-- Begin Data provided --
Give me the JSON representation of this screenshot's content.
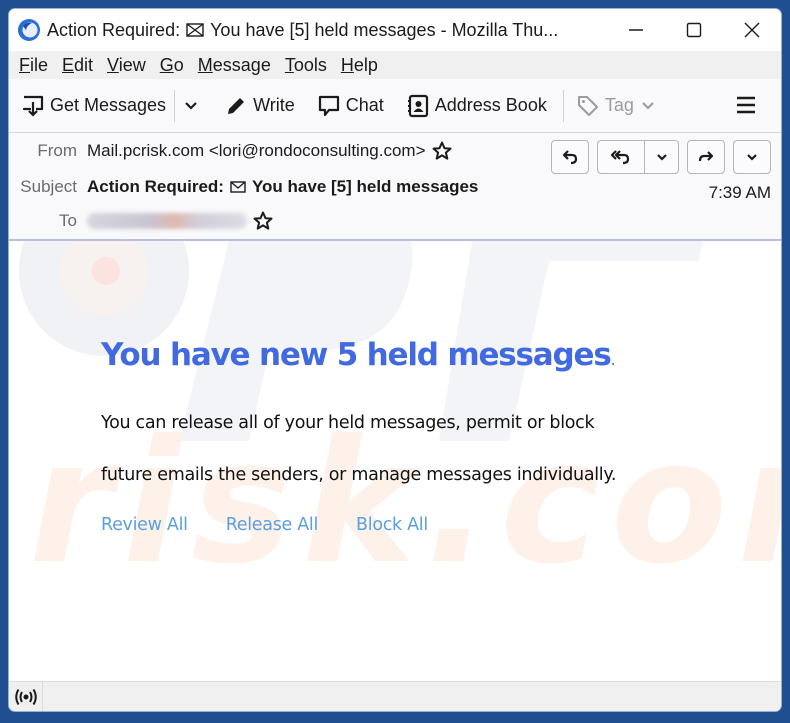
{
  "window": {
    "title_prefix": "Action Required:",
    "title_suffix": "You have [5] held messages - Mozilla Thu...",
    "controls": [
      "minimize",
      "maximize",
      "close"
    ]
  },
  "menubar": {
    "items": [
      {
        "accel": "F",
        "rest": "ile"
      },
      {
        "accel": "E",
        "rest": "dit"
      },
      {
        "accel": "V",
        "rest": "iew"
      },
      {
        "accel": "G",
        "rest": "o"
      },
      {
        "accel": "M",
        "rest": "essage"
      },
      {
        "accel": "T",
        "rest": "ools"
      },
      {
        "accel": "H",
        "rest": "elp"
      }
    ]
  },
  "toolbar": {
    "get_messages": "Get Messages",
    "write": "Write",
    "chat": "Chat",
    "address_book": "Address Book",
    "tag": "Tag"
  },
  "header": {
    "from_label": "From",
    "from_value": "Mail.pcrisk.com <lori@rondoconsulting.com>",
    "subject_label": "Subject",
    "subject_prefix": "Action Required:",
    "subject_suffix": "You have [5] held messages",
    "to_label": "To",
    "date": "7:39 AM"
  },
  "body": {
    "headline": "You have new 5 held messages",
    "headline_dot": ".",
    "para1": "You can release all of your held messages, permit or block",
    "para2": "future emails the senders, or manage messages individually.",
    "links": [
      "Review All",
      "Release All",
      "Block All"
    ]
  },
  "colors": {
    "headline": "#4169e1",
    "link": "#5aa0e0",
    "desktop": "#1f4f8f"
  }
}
-- End Data provided --
**Prompt:** Reproduce the full listing above verbatim, with no pictures included.

**Solution to this task:**
Give me the JSON representation of this screenshot's content.
{
  "window": {
    "title_prefix": "Action Required:",
    "title_suffix": "You have [5] held messages - Mozilla Thu...",
    "controls": [
      "minimize",
      "maximize",
      "close"
    ]
  },
  "menubar": {
    "items": [
      {
        "accel": "F",
        "rest": "ile"
      },
      {
        "accel": "E",
        "rest": "dit"
      },
      {
        "accel": "V",
        "rest": "iew"
      },
      {
        "accel": "G",
        "rest": "o"
      },
      {
        "accel": "M",
        "rest": "essage"
      },
      {
        "accel": "T",
        "rest": "ools"
      },
      {
        "accel": "H",
        "rest": "elp"
      }
    ]
  },
  "toolbar": {
    "get_messages": "Get Messages",
    "write": "Write",
    "chat": "Chat",
    "address_book": "Address Book",
    "tag": "Tag"
  },
  "header": {
    "from_label": "From",
    "from_value": "Mail.pcrisk.com <lori@rondoconsulting.com>",
    "subject_label": "Subject",
    "subject_prefix": "Action Required:",
    "subject_suffix": "You have [5] held messages",
    "to_label": "To",
    "date": "7:39 AM"
  },
  "body": {
    "headline": "You have new 5 held messages",
    "headline_dot": ".",
    "para1": "You can release all of your held messages, permit or block",
    "para2": "future emails the senders, or manage messages individually.",
    "links": [
      "Review All",
      "Release All",
      "Block All"
    ]
  },
  "colors": {
    "headline": "#4169e1",
    "link": "#5aa0e0",
    "desktop": "#1f4f8f"
  }
}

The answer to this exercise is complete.